■ Direction ■
In the listing that follows, locate the line containing "Give me the" and the line containing "Serialize everything readable". Retype exactly those two lines and every line between them, and nothing more.

■ Records provided ■
☆ ☆ ☆ ☆ ☆

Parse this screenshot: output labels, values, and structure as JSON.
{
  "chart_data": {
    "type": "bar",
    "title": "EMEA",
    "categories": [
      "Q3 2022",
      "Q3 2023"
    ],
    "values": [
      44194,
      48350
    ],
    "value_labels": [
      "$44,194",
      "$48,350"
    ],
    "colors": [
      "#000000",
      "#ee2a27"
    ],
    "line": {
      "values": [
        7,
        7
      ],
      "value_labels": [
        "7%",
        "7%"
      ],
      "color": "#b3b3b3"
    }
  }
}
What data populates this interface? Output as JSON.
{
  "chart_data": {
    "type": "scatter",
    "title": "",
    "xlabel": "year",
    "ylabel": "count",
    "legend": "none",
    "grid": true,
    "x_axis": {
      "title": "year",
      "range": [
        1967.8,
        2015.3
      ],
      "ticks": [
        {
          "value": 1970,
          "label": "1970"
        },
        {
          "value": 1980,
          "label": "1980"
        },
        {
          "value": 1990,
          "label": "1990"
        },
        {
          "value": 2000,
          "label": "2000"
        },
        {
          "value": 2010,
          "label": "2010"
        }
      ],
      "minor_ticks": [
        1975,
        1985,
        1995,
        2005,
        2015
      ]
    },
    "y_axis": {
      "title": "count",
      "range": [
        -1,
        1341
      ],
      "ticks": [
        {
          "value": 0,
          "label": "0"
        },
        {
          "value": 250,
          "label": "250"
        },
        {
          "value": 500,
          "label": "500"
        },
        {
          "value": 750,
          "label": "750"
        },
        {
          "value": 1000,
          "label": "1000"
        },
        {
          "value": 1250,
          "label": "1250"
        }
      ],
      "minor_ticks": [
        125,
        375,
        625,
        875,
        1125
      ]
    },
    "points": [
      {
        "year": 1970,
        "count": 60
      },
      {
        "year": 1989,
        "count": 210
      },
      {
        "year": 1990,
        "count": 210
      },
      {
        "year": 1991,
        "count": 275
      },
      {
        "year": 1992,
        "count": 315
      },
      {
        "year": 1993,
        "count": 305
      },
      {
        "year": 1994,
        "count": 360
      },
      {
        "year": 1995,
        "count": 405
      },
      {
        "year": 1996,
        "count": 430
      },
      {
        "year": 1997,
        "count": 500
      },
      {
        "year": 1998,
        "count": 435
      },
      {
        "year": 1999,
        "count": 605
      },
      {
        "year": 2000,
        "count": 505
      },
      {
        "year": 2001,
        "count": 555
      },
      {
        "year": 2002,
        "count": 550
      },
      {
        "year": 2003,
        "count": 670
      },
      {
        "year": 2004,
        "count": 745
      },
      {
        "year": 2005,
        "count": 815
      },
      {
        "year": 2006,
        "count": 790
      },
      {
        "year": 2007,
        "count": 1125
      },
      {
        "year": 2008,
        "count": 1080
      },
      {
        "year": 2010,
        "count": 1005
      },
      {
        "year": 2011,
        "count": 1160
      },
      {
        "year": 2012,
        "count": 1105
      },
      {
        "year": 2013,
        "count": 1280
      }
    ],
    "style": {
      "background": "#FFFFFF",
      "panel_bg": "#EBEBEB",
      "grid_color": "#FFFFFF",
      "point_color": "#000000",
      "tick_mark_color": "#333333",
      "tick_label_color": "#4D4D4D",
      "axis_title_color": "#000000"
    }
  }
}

☆ ☆ ☆ ☆ ☆

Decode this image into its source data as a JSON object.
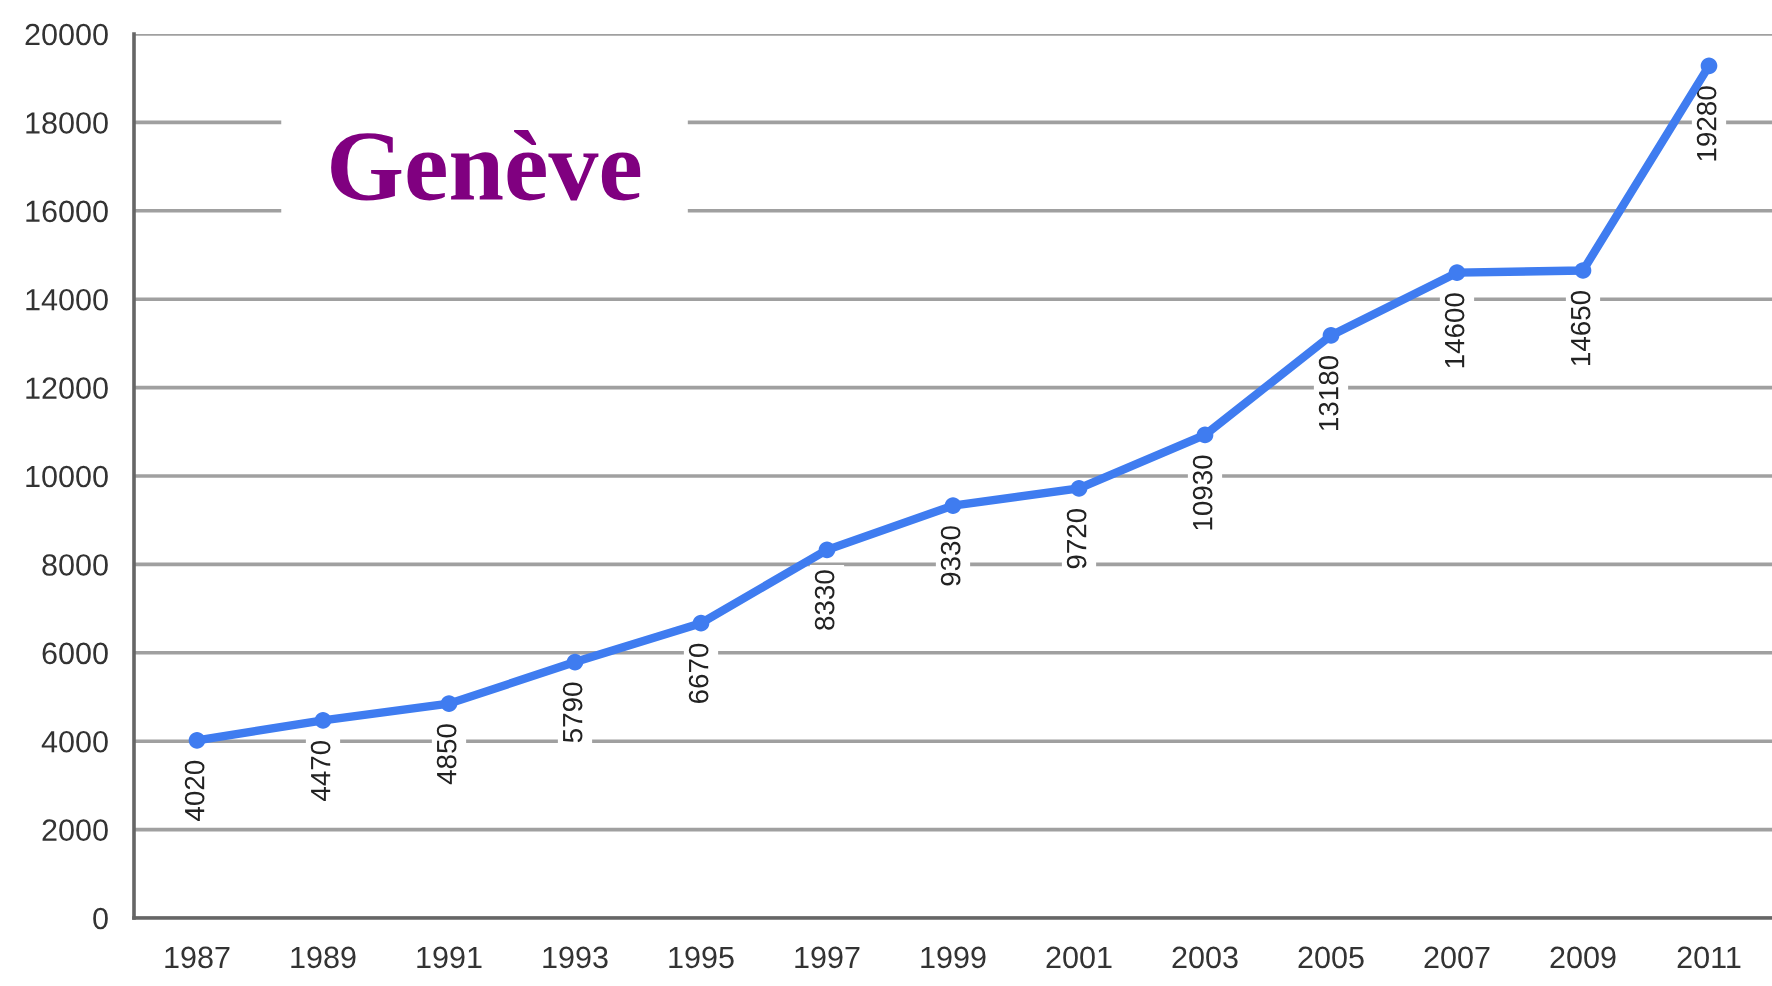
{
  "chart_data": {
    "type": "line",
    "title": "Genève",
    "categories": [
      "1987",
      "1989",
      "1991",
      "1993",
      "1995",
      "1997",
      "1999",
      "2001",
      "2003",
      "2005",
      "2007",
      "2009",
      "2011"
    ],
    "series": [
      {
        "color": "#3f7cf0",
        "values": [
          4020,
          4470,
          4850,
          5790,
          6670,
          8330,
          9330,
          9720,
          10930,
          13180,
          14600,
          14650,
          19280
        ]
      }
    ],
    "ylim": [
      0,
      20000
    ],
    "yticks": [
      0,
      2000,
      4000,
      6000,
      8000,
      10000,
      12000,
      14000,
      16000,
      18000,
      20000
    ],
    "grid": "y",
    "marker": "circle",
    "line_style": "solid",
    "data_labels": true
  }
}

☆ ☆ ☆ ☆ ☆

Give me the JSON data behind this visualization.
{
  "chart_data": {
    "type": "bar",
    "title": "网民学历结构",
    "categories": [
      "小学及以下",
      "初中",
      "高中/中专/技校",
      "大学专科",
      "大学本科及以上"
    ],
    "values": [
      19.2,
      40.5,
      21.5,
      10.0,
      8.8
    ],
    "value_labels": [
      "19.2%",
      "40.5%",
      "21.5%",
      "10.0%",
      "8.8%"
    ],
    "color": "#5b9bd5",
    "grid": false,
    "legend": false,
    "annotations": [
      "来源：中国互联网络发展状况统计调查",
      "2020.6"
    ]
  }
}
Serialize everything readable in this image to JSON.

☆ ☆ ☆ ☆ ☆

■ Expected output ■
Give me the JSON data behind this visualization.
{
  "chart_data": {
    "type": "bar",
    "title": "网民学历结构",
    "categories": [
      "小学及以下",
      "初中",
      "高中/中专/技校",
      "大学专科",
      "大学本科及以上"
    ],
    "values": [
      19.2,
      40.5,
      21.5,
      10.0,
      8.8
    ],
    "value_labels": [
      "19.2%",
      "40.5%",
      "21.5%",
      "10.0%",
      "8.8%"
    ],
    "color": "#5b9bd5",
    "grid": false,
    "legend": false,
    "annotations": [
      "来源：中国互联网络发展状况统计调查",
      "2020.6"
    ]
  }
}
Serialize everything readable in this image to JSON.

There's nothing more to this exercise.